Format the stretch of lines from the one containing "point-blue-20 [260,584,268,591]" through the one containing "point-red-18 [240,732,248,739]" as a numbered list, leaving out any blank lines.

### GIVEN DATA
*-*-*
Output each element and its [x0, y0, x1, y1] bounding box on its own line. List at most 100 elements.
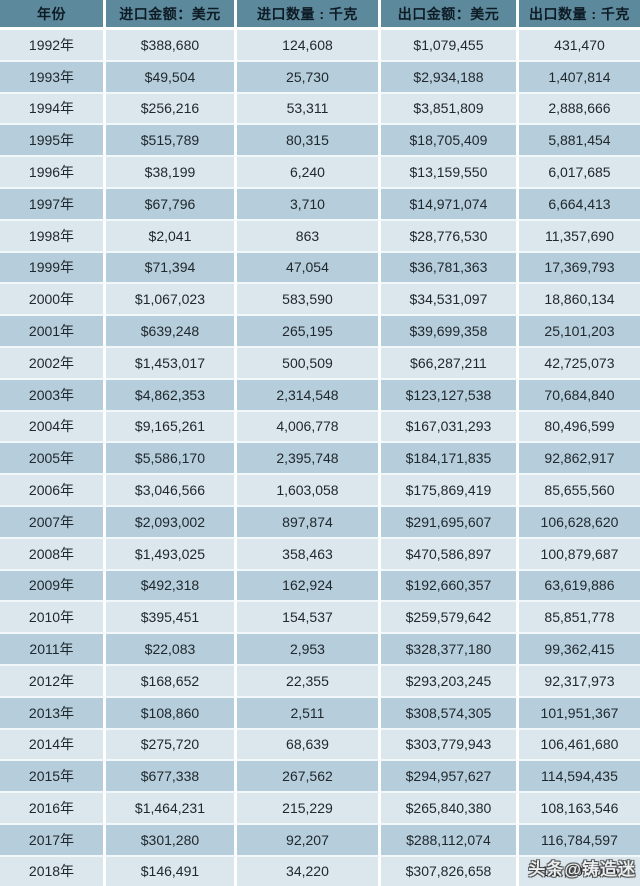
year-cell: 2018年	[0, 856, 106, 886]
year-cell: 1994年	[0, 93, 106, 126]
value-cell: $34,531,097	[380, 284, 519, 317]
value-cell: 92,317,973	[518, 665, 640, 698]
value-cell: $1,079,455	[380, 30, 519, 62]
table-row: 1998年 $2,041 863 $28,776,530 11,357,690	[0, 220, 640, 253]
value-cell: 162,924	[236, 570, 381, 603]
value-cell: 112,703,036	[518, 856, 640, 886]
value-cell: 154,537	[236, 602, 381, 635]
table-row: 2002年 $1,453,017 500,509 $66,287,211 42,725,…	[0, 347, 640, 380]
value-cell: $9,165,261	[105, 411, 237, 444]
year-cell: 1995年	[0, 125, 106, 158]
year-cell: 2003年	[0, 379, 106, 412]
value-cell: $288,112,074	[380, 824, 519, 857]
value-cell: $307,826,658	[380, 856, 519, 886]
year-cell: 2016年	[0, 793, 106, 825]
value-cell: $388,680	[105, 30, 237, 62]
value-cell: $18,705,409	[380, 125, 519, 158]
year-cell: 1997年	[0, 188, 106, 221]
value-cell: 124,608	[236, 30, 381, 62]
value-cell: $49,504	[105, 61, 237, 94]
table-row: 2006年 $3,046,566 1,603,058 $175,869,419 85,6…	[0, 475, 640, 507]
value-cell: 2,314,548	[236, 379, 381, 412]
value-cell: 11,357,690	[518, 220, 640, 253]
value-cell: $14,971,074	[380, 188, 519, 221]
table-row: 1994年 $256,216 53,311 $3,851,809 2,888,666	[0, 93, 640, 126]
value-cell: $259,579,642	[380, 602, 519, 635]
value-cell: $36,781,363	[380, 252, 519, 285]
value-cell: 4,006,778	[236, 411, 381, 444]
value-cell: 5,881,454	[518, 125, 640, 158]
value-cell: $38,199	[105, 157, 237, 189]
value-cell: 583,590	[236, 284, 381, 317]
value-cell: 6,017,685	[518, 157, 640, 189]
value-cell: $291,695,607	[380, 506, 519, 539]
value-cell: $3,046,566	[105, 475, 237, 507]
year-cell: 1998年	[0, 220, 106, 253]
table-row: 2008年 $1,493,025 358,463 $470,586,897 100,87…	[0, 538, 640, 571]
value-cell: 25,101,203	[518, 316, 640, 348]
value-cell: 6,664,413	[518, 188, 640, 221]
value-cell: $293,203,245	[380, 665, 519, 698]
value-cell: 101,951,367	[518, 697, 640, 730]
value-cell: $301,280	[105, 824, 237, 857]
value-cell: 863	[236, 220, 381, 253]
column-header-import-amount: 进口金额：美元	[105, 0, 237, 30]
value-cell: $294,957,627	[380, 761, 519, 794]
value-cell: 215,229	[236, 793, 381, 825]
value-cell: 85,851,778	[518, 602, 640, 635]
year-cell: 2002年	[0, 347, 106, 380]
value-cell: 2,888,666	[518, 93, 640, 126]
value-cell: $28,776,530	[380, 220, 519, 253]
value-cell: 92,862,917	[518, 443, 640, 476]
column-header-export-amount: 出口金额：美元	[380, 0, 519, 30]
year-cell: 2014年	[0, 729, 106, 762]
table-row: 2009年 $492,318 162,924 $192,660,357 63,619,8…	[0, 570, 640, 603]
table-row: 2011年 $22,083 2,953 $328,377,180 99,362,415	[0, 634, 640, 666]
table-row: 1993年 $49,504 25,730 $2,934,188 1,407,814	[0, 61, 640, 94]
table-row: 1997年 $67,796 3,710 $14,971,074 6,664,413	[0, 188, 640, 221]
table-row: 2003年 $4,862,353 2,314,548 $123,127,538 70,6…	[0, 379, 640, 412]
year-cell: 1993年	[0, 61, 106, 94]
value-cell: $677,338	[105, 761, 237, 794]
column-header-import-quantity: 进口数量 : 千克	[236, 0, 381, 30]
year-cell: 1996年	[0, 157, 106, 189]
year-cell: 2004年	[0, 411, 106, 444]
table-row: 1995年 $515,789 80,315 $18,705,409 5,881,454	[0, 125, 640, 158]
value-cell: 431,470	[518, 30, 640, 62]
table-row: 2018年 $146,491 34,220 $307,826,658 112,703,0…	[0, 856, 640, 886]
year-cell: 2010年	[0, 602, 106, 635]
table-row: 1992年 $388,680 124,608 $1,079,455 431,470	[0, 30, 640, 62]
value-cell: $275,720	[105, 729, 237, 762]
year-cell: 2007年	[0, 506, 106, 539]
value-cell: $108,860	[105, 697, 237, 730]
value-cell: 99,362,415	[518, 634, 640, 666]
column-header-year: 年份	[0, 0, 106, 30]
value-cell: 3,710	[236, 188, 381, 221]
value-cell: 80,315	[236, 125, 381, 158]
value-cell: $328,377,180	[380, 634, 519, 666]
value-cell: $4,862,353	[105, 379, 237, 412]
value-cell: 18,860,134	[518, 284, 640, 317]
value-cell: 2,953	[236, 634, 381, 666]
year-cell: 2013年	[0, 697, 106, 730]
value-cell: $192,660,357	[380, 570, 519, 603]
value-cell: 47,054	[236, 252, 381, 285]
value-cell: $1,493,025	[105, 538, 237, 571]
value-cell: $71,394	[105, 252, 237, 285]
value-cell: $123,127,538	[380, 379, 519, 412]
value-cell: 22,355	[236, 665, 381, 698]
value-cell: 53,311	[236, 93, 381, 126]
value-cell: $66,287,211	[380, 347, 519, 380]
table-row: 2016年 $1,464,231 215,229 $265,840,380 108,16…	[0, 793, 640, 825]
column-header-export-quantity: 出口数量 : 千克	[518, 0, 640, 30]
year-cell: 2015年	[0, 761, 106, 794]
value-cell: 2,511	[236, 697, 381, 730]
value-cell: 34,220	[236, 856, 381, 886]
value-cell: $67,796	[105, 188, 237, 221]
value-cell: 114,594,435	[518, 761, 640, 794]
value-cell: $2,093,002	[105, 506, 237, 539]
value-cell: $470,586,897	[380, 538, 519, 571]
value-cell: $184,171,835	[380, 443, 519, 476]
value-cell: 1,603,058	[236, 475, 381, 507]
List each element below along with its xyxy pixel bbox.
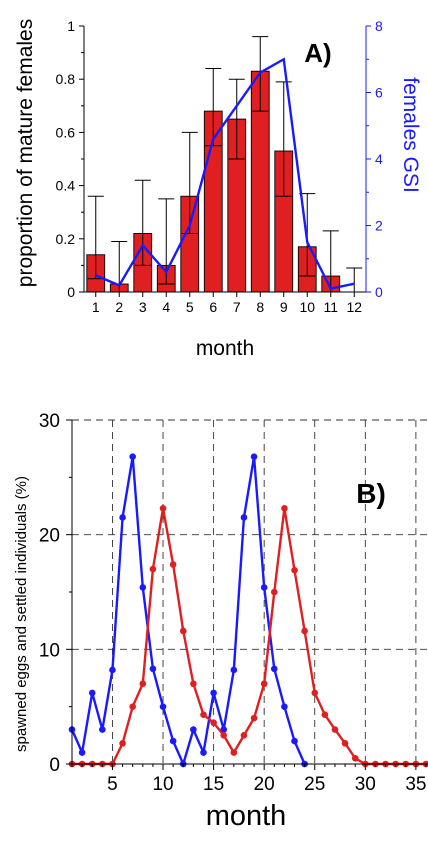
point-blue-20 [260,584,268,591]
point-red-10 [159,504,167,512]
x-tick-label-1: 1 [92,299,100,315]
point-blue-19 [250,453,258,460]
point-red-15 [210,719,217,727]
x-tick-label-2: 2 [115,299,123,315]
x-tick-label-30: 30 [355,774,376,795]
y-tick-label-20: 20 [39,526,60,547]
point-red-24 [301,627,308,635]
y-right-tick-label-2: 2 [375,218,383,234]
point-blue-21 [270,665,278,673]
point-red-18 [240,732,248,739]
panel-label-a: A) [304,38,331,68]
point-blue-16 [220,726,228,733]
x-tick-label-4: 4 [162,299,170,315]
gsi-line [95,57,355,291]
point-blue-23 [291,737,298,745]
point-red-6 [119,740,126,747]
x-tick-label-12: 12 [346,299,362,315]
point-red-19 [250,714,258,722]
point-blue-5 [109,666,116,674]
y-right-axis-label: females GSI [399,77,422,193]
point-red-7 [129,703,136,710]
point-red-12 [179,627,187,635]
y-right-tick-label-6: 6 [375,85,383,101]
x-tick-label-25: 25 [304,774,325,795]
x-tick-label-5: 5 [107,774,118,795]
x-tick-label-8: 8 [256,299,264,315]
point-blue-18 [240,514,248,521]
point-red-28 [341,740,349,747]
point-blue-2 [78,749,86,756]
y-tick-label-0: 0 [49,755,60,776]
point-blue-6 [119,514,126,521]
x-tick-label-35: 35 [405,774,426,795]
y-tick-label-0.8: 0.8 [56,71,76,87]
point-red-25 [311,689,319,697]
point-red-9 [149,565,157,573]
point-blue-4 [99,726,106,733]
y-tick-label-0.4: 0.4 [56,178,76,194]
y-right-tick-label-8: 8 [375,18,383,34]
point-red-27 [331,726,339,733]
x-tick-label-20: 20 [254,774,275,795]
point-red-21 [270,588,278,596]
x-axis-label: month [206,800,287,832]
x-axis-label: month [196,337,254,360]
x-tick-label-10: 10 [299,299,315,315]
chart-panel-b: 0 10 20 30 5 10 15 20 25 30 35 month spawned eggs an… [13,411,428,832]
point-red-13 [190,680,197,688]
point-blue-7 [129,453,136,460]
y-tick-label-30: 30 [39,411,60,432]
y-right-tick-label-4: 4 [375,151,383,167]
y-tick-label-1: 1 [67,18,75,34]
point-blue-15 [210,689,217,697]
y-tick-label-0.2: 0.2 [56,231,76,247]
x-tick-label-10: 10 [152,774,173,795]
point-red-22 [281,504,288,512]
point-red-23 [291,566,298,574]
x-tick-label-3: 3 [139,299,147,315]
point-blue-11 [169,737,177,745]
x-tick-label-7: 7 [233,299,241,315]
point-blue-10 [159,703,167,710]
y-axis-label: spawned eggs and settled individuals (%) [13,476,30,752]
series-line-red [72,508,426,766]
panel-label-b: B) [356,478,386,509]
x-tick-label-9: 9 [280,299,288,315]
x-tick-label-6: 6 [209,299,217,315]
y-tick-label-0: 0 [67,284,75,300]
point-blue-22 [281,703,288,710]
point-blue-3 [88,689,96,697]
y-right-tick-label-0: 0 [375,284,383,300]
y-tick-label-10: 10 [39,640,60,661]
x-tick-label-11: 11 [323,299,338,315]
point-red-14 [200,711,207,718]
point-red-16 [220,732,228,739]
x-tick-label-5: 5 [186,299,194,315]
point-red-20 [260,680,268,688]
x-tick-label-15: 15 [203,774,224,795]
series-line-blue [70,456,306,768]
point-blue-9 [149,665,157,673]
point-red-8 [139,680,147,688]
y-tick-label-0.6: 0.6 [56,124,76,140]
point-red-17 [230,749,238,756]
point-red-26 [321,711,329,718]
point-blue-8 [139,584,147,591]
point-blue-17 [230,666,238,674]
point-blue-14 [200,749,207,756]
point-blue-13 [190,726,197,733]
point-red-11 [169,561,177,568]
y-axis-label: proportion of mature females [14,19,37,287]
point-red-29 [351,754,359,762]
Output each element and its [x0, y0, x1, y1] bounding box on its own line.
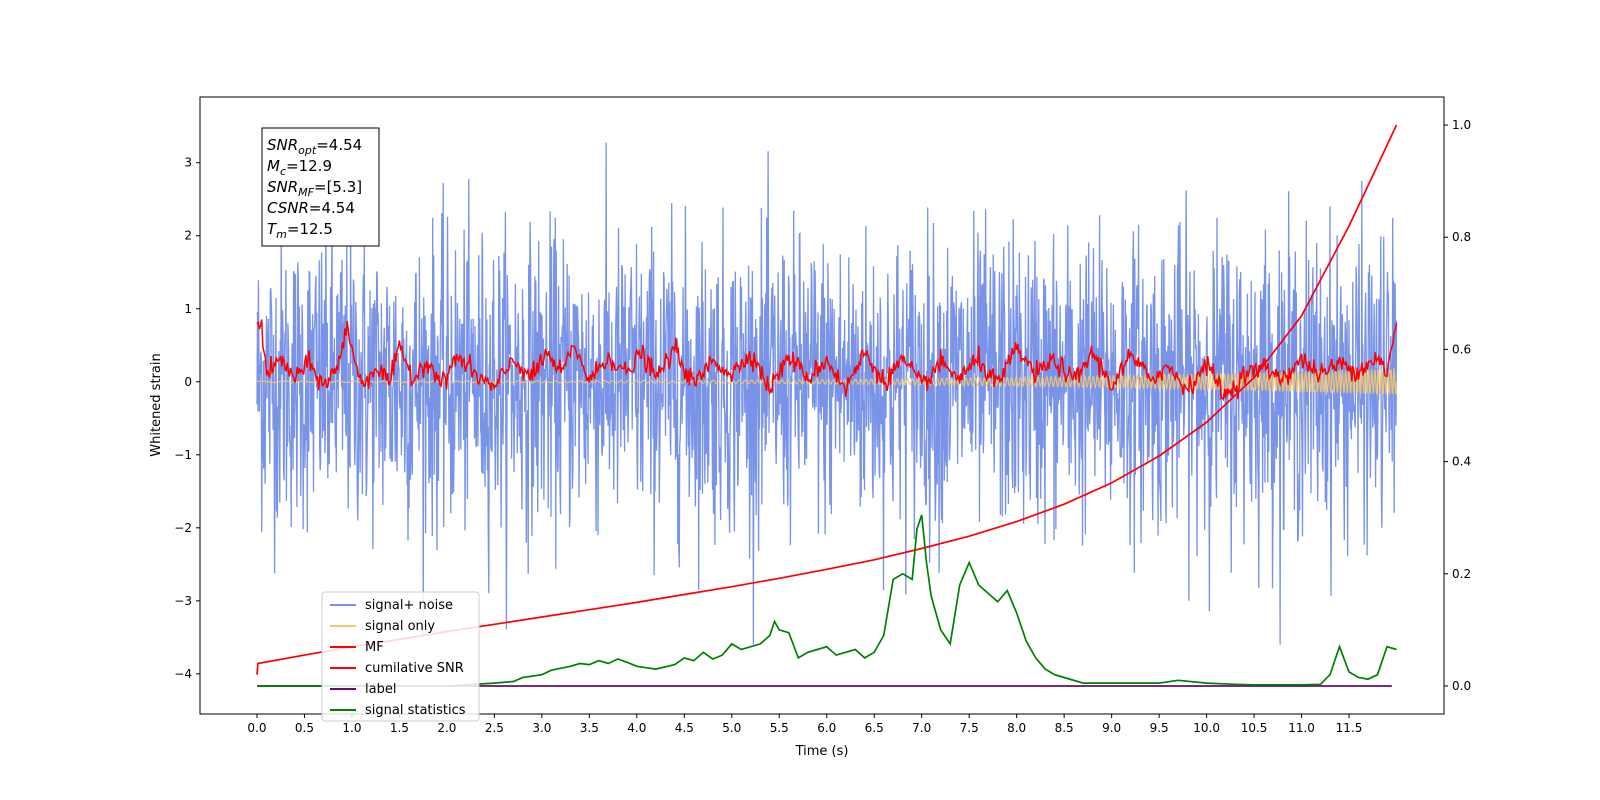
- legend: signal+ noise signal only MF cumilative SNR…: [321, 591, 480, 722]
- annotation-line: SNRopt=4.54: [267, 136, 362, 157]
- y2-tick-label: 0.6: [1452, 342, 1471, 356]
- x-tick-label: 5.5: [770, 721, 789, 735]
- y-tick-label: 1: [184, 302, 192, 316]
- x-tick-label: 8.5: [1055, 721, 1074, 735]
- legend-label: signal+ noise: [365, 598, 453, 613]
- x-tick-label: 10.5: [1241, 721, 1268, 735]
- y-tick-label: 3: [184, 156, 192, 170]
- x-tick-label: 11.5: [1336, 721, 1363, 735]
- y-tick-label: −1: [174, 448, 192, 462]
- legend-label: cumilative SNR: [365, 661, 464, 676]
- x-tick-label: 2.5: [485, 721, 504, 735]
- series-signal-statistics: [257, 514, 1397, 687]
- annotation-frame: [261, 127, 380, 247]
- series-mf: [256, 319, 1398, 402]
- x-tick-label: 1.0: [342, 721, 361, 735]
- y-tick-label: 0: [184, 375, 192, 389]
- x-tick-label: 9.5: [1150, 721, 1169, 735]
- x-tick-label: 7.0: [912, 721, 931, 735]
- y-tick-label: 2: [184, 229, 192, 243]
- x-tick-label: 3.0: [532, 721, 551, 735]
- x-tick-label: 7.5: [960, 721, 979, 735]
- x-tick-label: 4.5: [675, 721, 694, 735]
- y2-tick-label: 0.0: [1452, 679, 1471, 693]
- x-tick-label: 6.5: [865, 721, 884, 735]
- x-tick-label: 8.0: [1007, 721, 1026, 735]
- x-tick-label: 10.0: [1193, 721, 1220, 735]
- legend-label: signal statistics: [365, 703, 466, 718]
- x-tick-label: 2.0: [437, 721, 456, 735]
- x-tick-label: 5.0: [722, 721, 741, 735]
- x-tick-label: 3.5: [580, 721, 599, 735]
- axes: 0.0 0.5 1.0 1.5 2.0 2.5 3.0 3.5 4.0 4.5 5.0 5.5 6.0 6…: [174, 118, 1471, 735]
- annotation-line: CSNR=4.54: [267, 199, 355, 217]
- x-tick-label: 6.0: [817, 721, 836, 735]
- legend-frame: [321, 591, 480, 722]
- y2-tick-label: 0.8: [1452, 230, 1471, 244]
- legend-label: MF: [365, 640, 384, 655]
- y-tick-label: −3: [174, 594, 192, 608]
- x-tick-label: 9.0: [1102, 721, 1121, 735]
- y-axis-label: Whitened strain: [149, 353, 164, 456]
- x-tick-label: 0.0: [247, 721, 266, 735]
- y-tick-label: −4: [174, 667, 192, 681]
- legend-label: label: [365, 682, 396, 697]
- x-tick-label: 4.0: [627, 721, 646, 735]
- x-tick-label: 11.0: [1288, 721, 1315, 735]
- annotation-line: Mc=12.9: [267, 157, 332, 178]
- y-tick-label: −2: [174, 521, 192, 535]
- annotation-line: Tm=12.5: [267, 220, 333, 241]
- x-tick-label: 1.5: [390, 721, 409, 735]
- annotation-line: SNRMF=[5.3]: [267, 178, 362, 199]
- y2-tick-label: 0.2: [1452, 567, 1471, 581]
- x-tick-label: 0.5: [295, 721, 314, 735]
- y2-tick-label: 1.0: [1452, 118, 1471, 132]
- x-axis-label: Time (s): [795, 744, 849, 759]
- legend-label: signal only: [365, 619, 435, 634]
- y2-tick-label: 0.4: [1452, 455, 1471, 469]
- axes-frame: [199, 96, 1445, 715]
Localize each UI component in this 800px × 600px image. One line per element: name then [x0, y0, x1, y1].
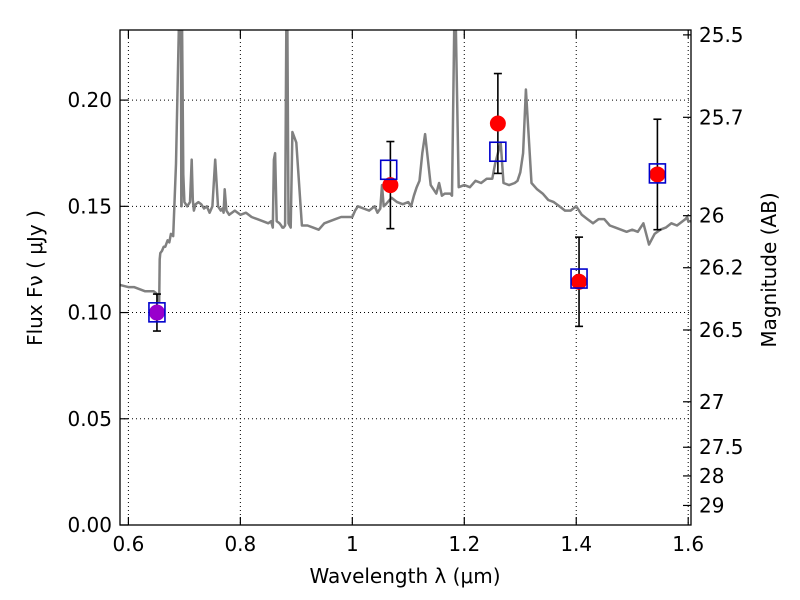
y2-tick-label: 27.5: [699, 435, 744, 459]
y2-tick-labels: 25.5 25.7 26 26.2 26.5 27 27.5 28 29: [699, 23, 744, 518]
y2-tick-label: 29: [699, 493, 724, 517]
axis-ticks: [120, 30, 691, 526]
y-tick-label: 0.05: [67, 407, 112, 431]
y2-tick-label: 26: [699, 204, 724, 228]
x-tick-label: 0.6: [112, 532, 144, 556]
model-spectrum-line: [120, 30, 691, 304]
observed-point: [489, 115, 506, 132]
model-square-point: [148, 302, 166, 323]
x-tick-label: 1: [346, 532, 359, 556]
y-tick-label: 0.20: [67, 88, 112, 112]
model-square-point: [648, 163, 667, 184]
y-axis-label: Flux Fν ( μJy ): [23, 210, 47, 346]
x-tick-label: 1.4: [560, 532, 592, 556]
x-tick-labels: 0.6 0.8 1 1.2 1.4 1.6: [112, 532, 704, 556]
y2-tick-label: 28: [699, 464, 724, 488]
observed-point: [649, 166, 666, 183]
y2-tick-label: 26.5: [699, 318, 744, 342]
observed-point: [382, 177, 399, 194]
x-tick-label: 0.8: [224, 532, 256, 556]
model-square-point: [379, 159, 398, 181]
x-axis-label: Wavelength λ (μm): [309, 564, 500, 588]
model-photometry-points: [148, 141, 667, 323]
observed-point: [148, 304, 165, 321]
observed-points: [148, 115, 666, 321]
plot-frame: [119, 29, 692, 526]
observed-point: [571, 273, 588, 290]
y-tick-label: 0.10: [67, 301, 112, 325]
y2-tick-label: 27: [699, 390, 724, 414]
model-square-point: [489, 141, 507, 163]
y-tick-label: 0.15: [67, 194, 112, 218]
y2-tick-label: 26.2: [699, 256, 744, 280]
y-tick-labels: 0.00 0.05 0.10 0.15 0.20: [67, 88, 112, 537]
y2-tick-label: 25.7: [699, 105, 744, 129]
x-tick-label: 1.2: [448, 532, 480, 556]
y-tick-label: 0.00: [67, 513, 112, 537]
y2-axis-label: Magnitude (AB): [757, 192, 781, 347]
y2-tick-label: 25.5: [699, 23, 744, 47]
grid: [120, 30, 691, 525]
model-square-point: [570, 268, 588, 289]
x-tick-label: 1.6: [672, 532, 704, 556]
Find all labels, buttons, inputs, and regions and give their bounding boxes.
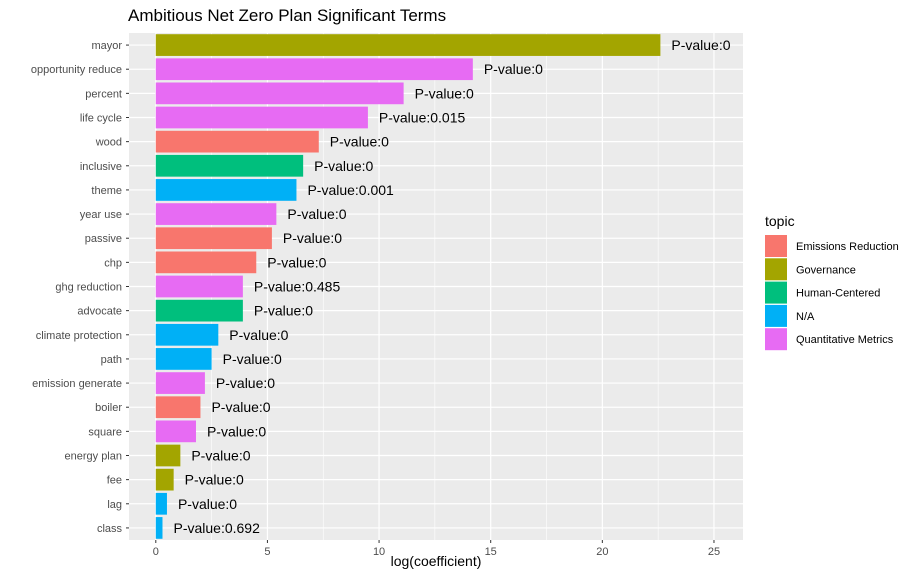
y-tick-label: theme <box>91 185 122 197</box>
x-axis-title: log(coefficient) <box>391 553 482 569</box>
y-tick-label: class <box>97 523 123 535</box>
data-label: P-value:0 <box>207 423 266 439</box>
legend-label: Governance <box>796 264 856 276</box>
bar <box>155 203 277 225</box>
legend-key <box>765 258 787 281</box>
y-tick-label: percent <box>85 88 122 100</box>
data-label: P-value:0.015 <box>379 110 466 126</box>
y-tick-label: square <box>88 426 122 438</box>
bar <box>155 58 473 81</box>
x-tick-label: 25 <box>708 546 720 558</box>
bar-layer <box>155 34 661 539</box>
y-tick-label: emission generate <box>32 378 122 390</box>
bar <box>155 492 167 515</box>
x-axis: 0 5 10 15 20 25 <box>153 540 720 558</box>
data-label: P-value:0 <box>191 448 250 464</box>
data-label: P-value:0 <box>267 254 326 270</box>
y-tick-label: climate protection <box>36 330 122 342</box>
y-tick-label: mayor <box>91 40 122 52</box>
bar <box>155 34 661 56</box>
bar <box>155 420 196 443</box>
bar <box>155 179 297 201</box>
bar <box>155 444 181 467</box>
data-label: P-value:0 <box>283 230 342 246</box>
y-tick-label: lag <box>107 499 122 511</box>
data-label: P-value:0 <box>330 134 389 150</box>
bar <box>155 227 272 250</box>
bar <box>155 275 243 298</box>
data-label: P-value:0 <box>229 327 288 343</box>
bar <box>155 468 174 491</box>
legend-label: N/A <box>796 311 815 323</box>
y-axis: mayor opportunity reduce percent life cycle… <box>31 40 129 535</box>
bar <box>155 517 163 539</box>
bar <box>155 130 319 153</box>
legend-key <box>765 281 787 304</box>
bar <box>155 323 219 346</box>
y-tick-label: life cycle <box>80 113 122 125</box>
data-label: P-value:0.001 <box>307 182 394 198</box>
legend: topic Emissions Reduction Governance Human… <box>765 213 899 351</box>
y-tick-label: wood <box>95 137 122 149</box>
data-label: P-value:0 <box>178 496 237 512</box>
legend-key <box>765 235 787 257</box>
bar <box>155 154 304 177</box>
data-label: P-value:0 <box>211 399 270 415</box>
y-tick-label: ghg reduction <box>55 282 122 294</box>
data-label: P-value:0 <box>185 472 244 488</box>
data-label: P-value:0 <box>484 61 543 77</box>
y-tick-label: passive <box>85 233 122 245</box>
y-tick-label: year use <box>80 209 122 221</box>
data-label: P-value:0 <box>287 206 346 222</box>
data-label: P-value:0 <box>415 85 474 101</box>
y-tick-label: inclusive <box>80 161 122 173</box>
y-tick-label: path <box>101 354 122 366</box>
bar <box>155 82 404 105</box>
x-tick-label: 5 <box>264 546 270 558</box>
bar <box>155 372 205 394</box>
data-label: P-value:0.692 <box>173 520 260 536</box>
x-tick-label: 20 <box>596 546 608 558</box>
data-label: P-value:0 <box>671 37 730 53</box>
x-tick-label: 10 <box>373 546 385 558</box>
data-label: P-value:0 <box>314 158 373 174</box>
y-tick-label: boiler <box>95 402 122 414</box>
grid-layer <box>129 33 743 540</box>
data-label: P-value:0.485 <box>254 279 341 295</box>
*-*-*
### RIGHT ANSWER
1. point-blue-20 [260,584,268,591]
2. point-red-10 [159,504,167,512]
3. x-tick-label-1: 1 [92,299,100,315]
4. point-blue-19 [250,453,258,460]
5. point-red-15 [210,719,217,727]
6. x-tick-label-2: 2 [115,299,123,315]
7. x-tick-label-30: 30 [355,774,376,795]
8. y-tick-label-20: 20 [39,526,60,547]
9. point-red-24 [301,627,308,635]
10. y-right-tick-label-2: 2 [375,218,383,234]
11. point-blue-21 [270,665,278,673]
12. point-red-18 [240,732,248,739]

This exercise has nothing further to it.